Records from a collection
◆ ◆ ◆ ◆ ◆ ◆ ◆

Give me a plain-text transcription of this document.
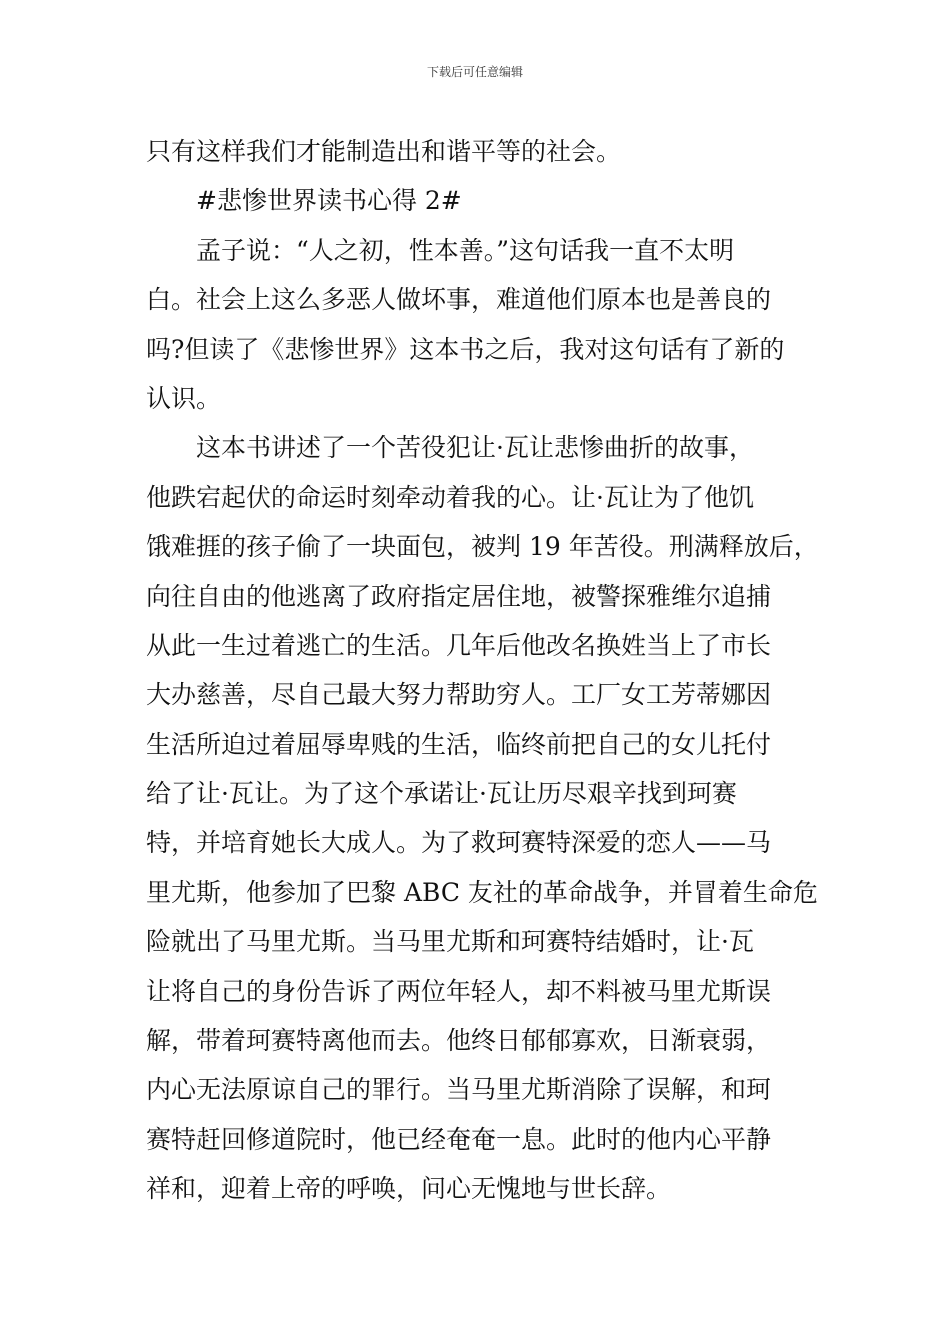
下载后可任意编辑
只有这样我们才能制造出和谐平等的社会。
#悲惨世界读书心得 2#
孟子说：“人之初，性本善。”这句话我一直不太明
白。社会上这么多恶人做坏事，难道他们原本也是善良的
吗?但读了《悲惨世界》这本书之后，我对这句话有了新的
认识。
这本书讲述了一个苦役犯让·瓦让悲惨曲折的故事，
他跌宕起伏的命运时刻牵动着我的心。让·瓦让为了他饥
饿难捱的孩子偷了一块面包，被判 19 年苦役。刑满释放后，
向往自由的他逃离了政府指定居住地，被警探雅维尔追捕
从此一生过着逃亡的生活。几年后他改名换姓当上了市长
大办慈善，尽自己最大努力帮助穷人。工厂女工芳蒂娜因
生活所迫过着屈辱卑贱的生活，临终前把自己的女儿托付
给了让·瓦让。为了这个承诺让·瓦让历尽艰辛找到珂赛
特，并培育她长大成人。为了救珂赛特深爱的恋人——马
里尤斯，他参加了巴黎 ABC 友社的革命战争，并冒着生命危
险就出了马里尤斯。当马里尤斯和珂赛特结婚时，让·瓦
让将自己的身份告诉了两位年轻人，却不料被马里尤斯误
解，带着珂赛特离他而去。他终日郁郁寡欢，日渐衰弱，
内心无法原谅自己的罪行。当马里尤斯消除了误解，和珂
赛特赶回修道院时，他已经奄奄一息。此时的他内心平静
祥和，迎着上帝的呼唤，问心无愧地与世长辞。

◆ ◆ ◆ ◆ ◆ ◆ ◆

• TASK DESCRIPTION: Copy the material shown above in full and exactly. Skip the pictures.

• RESULT FOR THIS TASK:
Give me a plain-text transcription of this document.
下载后可任意编辑
只有这样我们才能制造出和谐平等的社会。
#悲惨世界读书心得 2#
孟子说：“人之初，性本善。”这句话我一直不太明
白。社会上这么多恶人做坏事，难道他们原本也是善良的
吗?但读了《悲惨世界》这本书之后，我对这句话有了新的
认识。
这本书讲述了一个苦役犯让·瓦让悲惨曲折的故事，
他跌宕起伏的命运时刻牵动着我的心。让·瓦让为了他饥
饿难捱的孩子偷了一块面包，被判 19 年苦役。刑满释放后，
向往自由的他逃离了政府指定居住地，被警探雅维尔追捕
从此一生过着逃亡的生活。几年后他改名换姓当上了市长
大办慈善，尽自己最大努力帮助穷人。工厂女工芳蒂娜因
生活所迫过着屈辱卑贱的生活，临终前把自己的女儿托付
给了让·瓦让。为了这个承诺让·瓦让历尽艰辛找到珂赛
特，并培育她长大成人。为了救珂赛特深爱的恋人——马
里尤斯，他参加了巴黎 ABC 友社的革命战争，并冒着生命危
险就出了马里尤斯。当马里尤斯和珂赛特结婚时，让·瓦
让将自己的身份告诉了两位年轻人，却不料被马里尤斯误
解，带着珂赛特离他而去。他终日郁郁寡欢，日渐衰弱，
内心无法原谅自己的罪行。当马里尤斯消除了误解，和珂
赛特赶回修道院时，他已经奄奄一息。此时的他内心平静
祥和，迎着上帝的呼唤，问心无愧地与世长辞。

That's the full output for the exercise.